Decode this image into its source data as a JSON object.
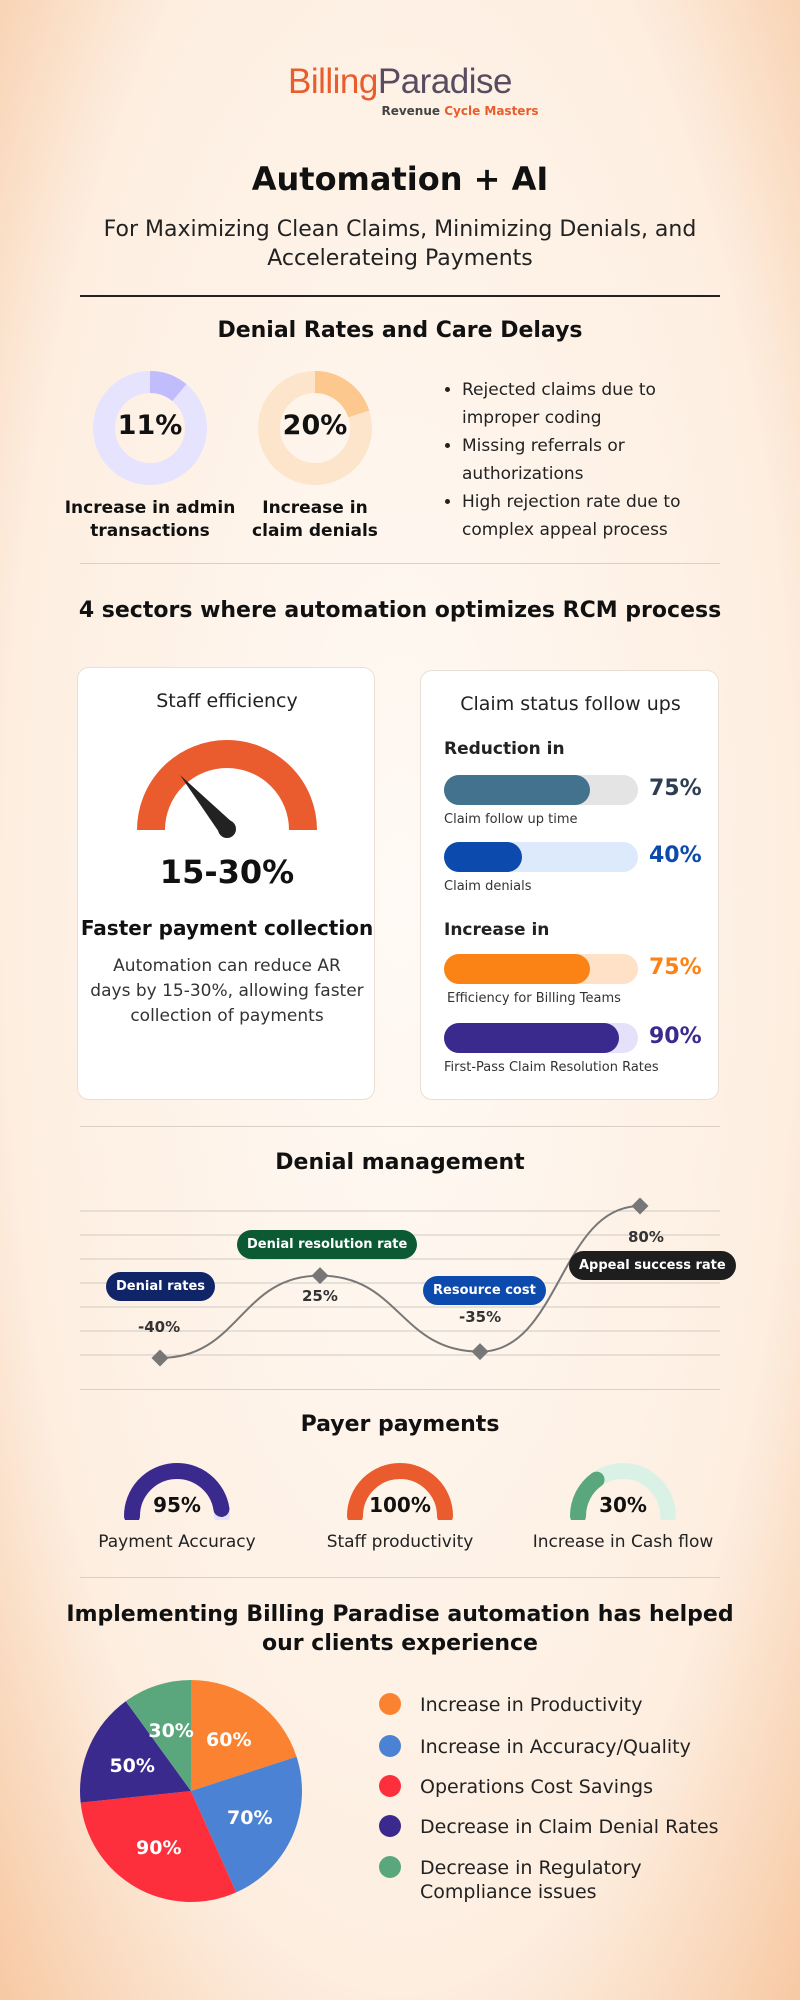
{
  "logo": {
    "part1": "Billing",
    "part2": "Paradise",
    "tag_part1": "Revenue ",
    "tag_part2": "Cycle Masters"
  },
  "header": {
    "title": "Automation + AI",
    "subtitle_line1": "For Maximizing Clean Claims, Minimizing Denials, and",
    "subtitle_line2": "Accelerateing Payments"
  },
  "denial_rates": {
    "title": "Denial Rates and Care Delays",
    "donuts": [
      {
        "value": "11%",
        "fraction": 0.11,
        "label_line1": "Increase in admin",
        "label_line2": "transactions",
        "color": "#c1bcfc",
        "track": "#e5e3fd"
      },
      {
        "value": "20%",
        "fraction": 0.2,
        "label_line1": "Increase in",
        "label_line2": "claim denials",
        "color": "#fdc88e",
        "track": "#fde5cc"
      }
    ],
    "bullets": [
      "Rejected claims due to improper coding",
      "Missing referrals or authorizations",
      "High rejection rate due to complex appeal process"
    ]
  },
  "sectors": {
    "title": "4 sectors where automation optimizes RCM process",
    "staff": {
      "title": "Staff efficiency",
      "gauge_value": "15-30%",
      "heading": "Faster payment collection",
      "text_line1": "Automation can reduce AR",
      "text_line2": "days by 15-30%, allowing faster",
      "text_line3": "collection of payments",
      "color": "#ea5b2e"
    },
    "claims": {
      "title": "Claim status follow ups",
      "reduction_label": "Reduction in",
      "increase_label": "Increase in",
      "reduction_bars": [
        {
          "pct": "75%",
          "fraction": 0.75,
          "caption": "Claim follow up time",
          "fill": "#43728f",
          "track": "#e4e4e4",
          "text": "#2d3e50"
        },
        {
          "pct": "40%",
          "fraction": 0.4,
          "caption": "Claim denials",
          "fill": "#0d4aad",
          "track": "#dceafc",
          "text": "#0d4aad"
        }
      ],
      "increase_bars": [
        {
          "pct": "75%",
          "fraction": 0.75,
          "caption": "Efficiency for Billing Teams",
          "fill": "#fb8316",
          "track": "#fee1c6",
          "text": "#fb8316"
        },
        {
          "pct": "90%",
          "fraction": 0.9,
          "caption": "First-Pass Claim Resolution Rates",
          "fill": "#3a2a8e",
          "track": "#e6e1fb",
          "text": "#3a2a8e"
        }
      ]
    }
  },
  "denial_management": {
    "title": "Denial management",
    "points": [
      {
        "value": -40,
        "display": "-40%",
        "label": "Denial rates",
        "color": "#102468"
      },
      {
        "value": 25,
        "display": "25%",
        "label": "Denial resolution rate",
        "color": "#0c5a34"
      },
      {
        "value": -35,
        "display": "-35%",
        "label": "Resource cost",
        "color": "#0d4aad"
      },
      {
        "value": 80,
        "display": "80%",
        "label": "Appeal success rate",
        "color": "#1e1e1e"
      }
    ]
  },
  "payer_payments": {
    "title": "Payer payments",
    "gauges": [
      {
        "value": "95%",
        "fraction": 0.95,
        "label": "Payment Accuracy",
        "color": "#3a2a8e",
        "track": "#e6e1fb"
      },
      {
        "value": "100%",
        "fraction": 1.0,
        "label": "Staff productivity",
        "color": "#ea5b2e",
        "track": "#fde0d2"
      },
      {
        "value": "30%",
        "fraction": 0.3,
        "label": "Increase in Cash flow",
        "color": "#5aa77e",
        "track": "#daf2e6"
      }
    ]
  },
  "clients": {
    "title_line1": "Implementing Billing Paradise automation has helped",
    "title_line2": "our clients experience",
    "chart_data": {
      "type": "pie",
      "slices": [
        {
          "label": "60%",
          "value": 60,
          "name": "Increase in Productivity",
          "color": "#fb8230"
        },
        {
          "label": "70%",
          "value": 70,
          "name": "Increase in Accuracy/Quality",
          "color": "#4c82d4"
        },
        {
          "label": "90%",
          "value": 90,
          "name": "Operations Cost Savings",
          "color": "#fd2f3d"
        },
        {
          "label": "50%",
          "value": 50,
          "name": "Decrease in Claim Denial Rates",
          "color": "#3a2a8e"
        },
        {
          "label": "30%",
          "value": 30,
          "name": "Decrease in Regulatory Compliance issues",
          "color": "#5aa77e"
        }
      ]
    },
    "legend": [
      {
        "line1": "Increase in Productivity",
        "line2": ""
      },
      {
        "line1": "Increase in Accuracy/Quality",
        "line2": ""
      },
      {
        "line1": "Operations Cost Savings",
        "line2": ""
      },
      {
        "line1": "Decrease in Claim Denial Rates",
        "line2": ""
      },
      {
        "line1": "Decrease in Regulatory",
        "line2": "Compliance issues"
      }
    ]
  }
}
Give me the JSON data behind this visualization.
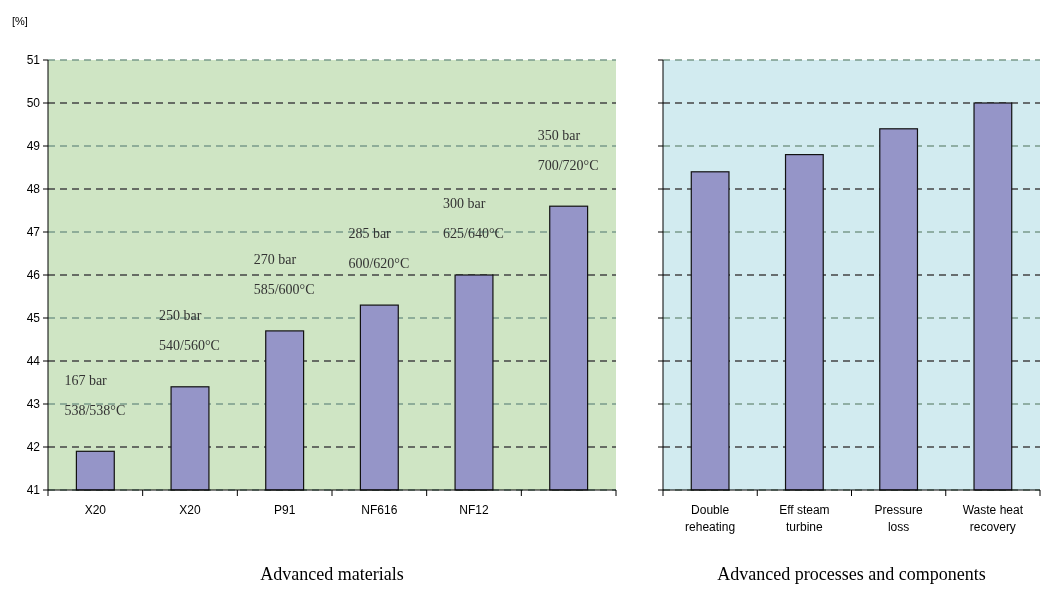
{
  "chart_data": [
    {
      "type": "bar",
      "ylabel": "[%]",
      "xlabel": "Advanced materials",
      "categories": [
        "X20",
        "X20",
        "P91",
        "NF616",
        "NF12",
        null
      ],
      "values": [
        41.9,
        43.4,
        44.7,
        45.3,
        46.0,
        47.6
      ],
      "color": "#9595c8",
      "ylim": [
        41,
        51
      ],
      "yticks": [
        41,
        42,
        43,
        44,
        45,
        46,
        47,
        48,
        49,
        50,
        51
      ],
      "grid": "y",
      "annotations": [
        "167 bar\n538/538°C",
        "250 bar\n540/560°C",
        "270 bar\n585/600°C",
        "285 bar\n600/620°C",
        "300 bar\n625/640°C",
        "350 bar\n700/720°C"
      ]
    },
    {
      "type": "bar",
      "xlabel": "Advanced processes and components",
      "categories": [
        "Double\nreheating",
        "Eff steam\nturbine",
        "Pressure\nloss",
        "Waste heat\nrecovery"
      ],
      "values": [
        48.4,
        48.8,
        49.4,
        50.0
      ],
      "color": "#9595c8",
      "ylim": [
        41,
        51
      ],
      "yticks": [
        41,
        42,
        43,
        44,
        45,
        46,
        47,
        48,
        49,
        50,
        51
      ],
      "grid": "y",
      "tick_labels": "x"
    }
  ]
}
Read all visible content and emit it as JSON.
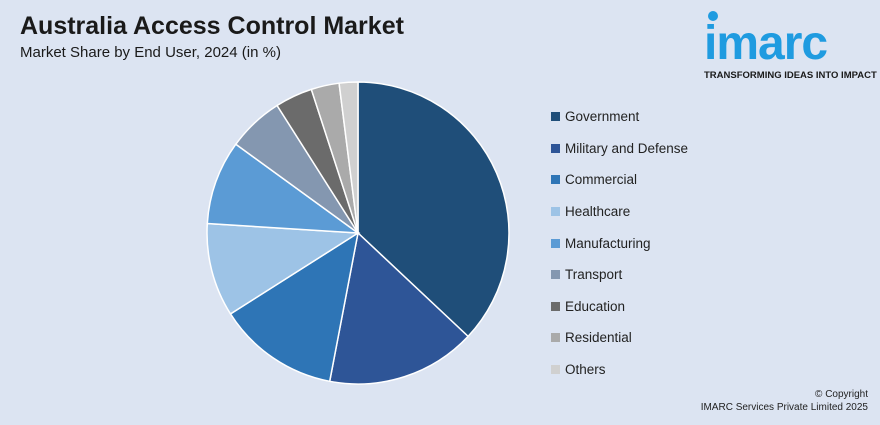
{
  "header": {
    "title": "Australia Access Control Market",
    "subtitle": "Market Share by End User, 2024 (in %)"
  },
  "logo": {
    "word": "imarc",
    "tagline": "TRANSFORMING IDEAS INTO IMPACT",
    "color": "#1f9be0"
  },
  "copyright": {
    "line1": "© Copyright",
    "line2": "IMARC Services Private Limited 2025"
  },
  "chart_data": {
    "type": "pie",
    "title": "Australia Access Control Market",
    "subtitle": "Market Share by End User, 2024 (in %)",
    "legend_position": "right",
    "categories": [
      "Government",
      "Military and Defense",
      "Commercial",
      "Healthcare",
      "Manufacturing",
      "Transport",
      "Education",
      "Residential",
      "Others"
    ],
    "values": [
      37,
      16,
      13,
      10,
      9,
      6,
      4,
      3,
      2
    ],
    "colors": [
      "#1f4e79",
      "#2e5597",
      "#2e75b6",
      "#9dc3e6",
      "#5b9bd5",
      "#8497b0",
      "#6b6b6b",
      "#aaaaaa",
      "#d0d0d0"
    ]
  }
}
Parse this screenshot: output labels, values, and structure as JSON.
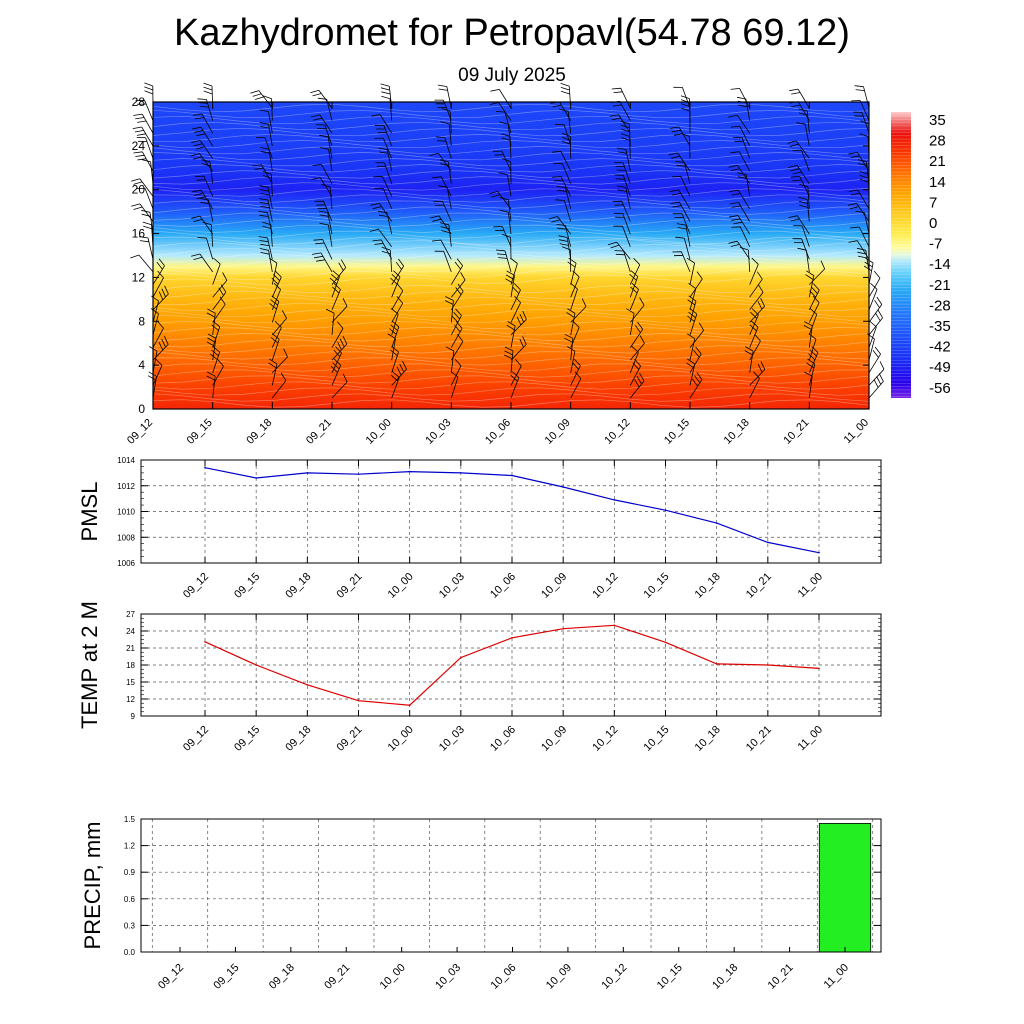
{
  "header": {
    "title": "Kazhydromet for Petropavl(54.78 69.12)",
    "subtitle": "09 July 2025"
  },
  "chart_data": [
    {
      "id": "cross-section",
      "type": "heatmap",
      "title": "",
      "xlabel": "",
      "ylabel": "",
      "x_tick_labels": [
        "09_12",
        "09_15",
        "09_18",
        "09_21",
        "10_00",
        "10_03",
        "10_06",
        "10_09",
        "10_12",
        "10_15",
        "10_18",
        "10_21",
        "11_00"
      ],
      "y_ticks": [
        0,
        4,
        8,
        12,
        16,
        20,
        24,
        28
      ],
      "ylim": [
        0,
        28
      ],
      "colorbar": {
        "labels": [
          "35",
          "28",
          "21",
          "14",
          "7",
          "0",
          "-7",
          "-14",
          "-21",
          "-28",
          "-35",
          "-42",
          "-49",
          "-56"
        ],
        "range": [
          -63,
          35
        ]
      },
      "temperature_profile": [
        {
          "level": 0,
          "value": 24
        },
        {
          "level": 2,
          "value": 20
        },
        {
          "level": 4,
          "value": 16
        },
        {
          "level": 6,
          "value": 12
        },
        {
          "level": 8,
          "value": 8
        },
        {
          "level": 10,
          "value": 4
        },
        {
          "level": 12,
          "value": -2
        },
        {
          "level": 13,
          "value": -10
        },
        {
          "level": 14,
          "value": -16
        },
        {
          "level": 16,
          "value": -26
        },
        {
          "level": 18,
          "value": -40
        },
        {
          "level": 20,
          "value": -52
        },
        {
          "level": 22,
          "value": -48
        },
        {
          "level": 24,
          "value": -46
        },
        {
          "level": 28,
          "value": -44
        }
      ],
      "wind_barbs": true
    },
    {
      "id": "pmsl",
      "type": "line",
      "ylabel": "PMSL",
      "ylim": [
        1006,
        1014
      ],
      "y_ticks": [
        1006,
        1008,
        1010,
        1012,
        1014
      ],
      "categories": [
        "09_12",
        "09_15",
        "09_18",
        "09_21",
        "10_00",
        "10_03",
        "10_06",
        "10_09",
        "10_12",
        "10_15",
        "10_18",
        "10_21",
        "11_00"
      ],
      "values": [
        1013.4,
        1012.6,
        1013.0,
        1012.9,
        1013.1,
        1013.0,
        1012.8,
        1011.9,
        1010.9,
        1010.1,
        1009.1,
        1007.6,
        1006.8
      ],
      "color": "#0000cc"
    },
    {
      "id": "temp2m",
      "type": "line",
      "ylabel": "TEMP at 2 M",
      "ylim": [
        9,
        27
      ],
      "y_ticks": [
        9,
        12,
        15,
        18,
        21,
        24,
        27
      ],
      "categories": [
        "09_12",
        "09_15",
        "09_18",
        "09_21",
        "10_00",
        "10_03",
        "10_06",
        "10_09",
        "10_12",
        "10_15",
        "10_18",
        "10_21",
        "11_00"
      ],
      "values": [
        22.1,
        18.0,
        14.5,
        11.7,
        10.9,
        19.3,
        22.8,
        24.4,
        25.0,
        22.0,
        18.2,
        18.0,
        17.4
      ],
      "color": "#dd0000"
    },
    {
      "id": "precip",
      "type": "bar",
      "ylabel": "PRECIP, mm",
      "ylim": [
        0,
        1.5
      ],
      "y_tick_labels": [
        "0.0",
        "0.3",
        "0.6",
        "0.9",
        "1.2",
        "1.5"
      ],
      "y_ticks": [
        0,
        0.3,
        0.6,
        0.9,
        1.2,
        1.5
      ],
      "categories": [
        "09_12",
        "09_15",
        "09_18",
        "09_21",
        "10_00",
        "10_03",
        "10_06",
        "10_09",
        "10_12",
        "10_15",
        "10_18",
        "10_21",
        "11_00"
      ],
      "values": [
        0,
        0,
        0,
        0,
        0,
        0,
        0,
        0,
        0,
        0,
        0,
        0,
        1.45
      ],
      "color": "#22ee22"
    }
  ]
}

● ● ●

• _Task details_:
Search the entries for the word "Decrease", then list each line that holds it.

• _Finished exercise_:
          "name": "Decrease in Claim Denial Rates",
          "name": "Decrease in Regulatory Compliance issues",
        "line1": "Decrease in Claim Denial Rates",
        "line1": "Decrease in Regulatory",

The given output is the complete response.